- AIM OF THE TASK -
Every line below that contains "name" is to be copied.

- DATA EXTRACT -
----

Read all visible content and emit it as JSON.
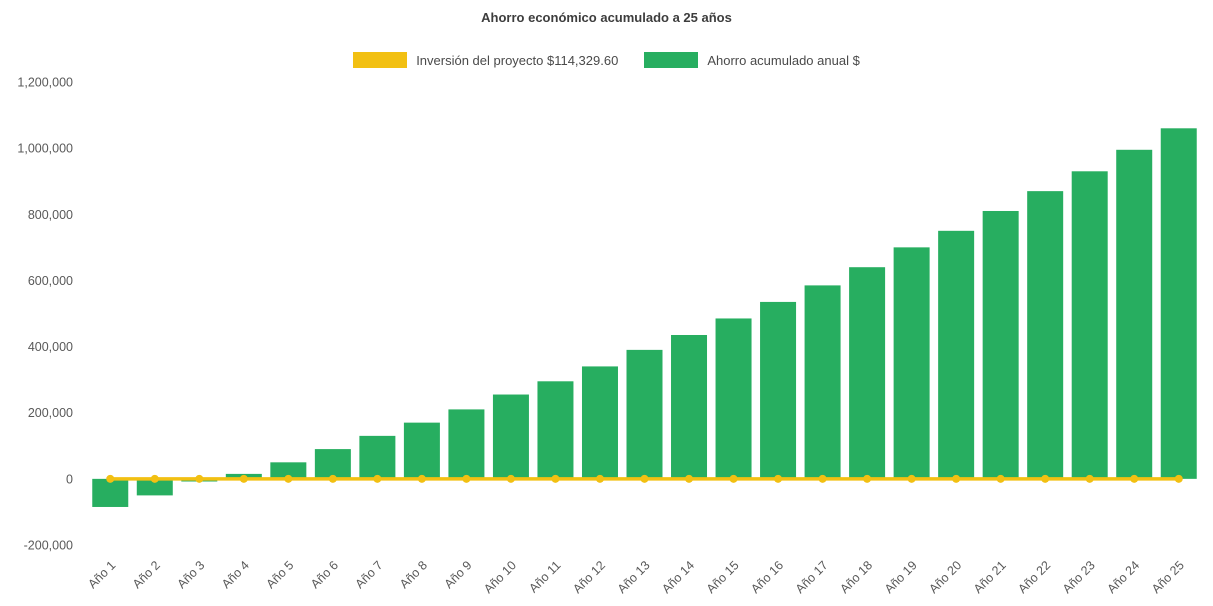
{
  "chart_data": {
    "type": "bar",
    "title": "Ahorro económico acumulado a 25 años",
    "categories": [
      "Año 1",
      "Año 2",
      "Año 3",
      "Año 4",
      "Año 5",
      "Año 6",
      "Año 7",
      "Año 8",
      "Año 9",
      "Año 10",
      "Año 11",
      "Año 12",
      "Año 13",
      "Año 14",
      "Año 15",
      "Año 16",
      "Año 17",
      "Año 18",
      "Año 19",
      "Año 20",
      "Año 21",
      "Año 22",
      "Año 23",
      "Año 24",
      "Año 25"
    ],
    "series": [
      {
        "name": "Inversión del proyecto $114,329.60",
        "type": "line",
        "color": "#F2C012",
        "values": [
          0,
          0,
          0,
          0,
          0,
          0,
          0,
          0,
          0,
          0,
          0,
          0,
          0,
          0,
          0,
          0,
          0,
          0,
          0,
          0,
          0,
          0,
          0,
          0,
          0
        ]
      },
      {
        "name": "Ahorro acumulado anual $",
        "type": "bar",
        "color": "#27AE60",
        "values": [
          -85000,
          -50000,
          -8000,
          15000,
          50000,
          90000,
          130000,
          170000,
          210000,
          255000,
          295000,
          340000,
          390000,
          435000,
          485000,
          535000,
          585000,
          640000,
          700000,
          750000,
          810000,
          870000,
          930000,
          995000,
          1060000
        ]
      }
    ],
    "ylim": [
      -200000,
      1200000
    ],
    "ytick_step": 200000,
    "grid": false,
    "legend_position": "top",
    "investment_amount_label": "$114,329.60"
  }
}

----

- CORRECT OUTPUT -
        "name": "Inversión del proyecto $114,329.60",
        "name": "Ahorro acumulado anual $",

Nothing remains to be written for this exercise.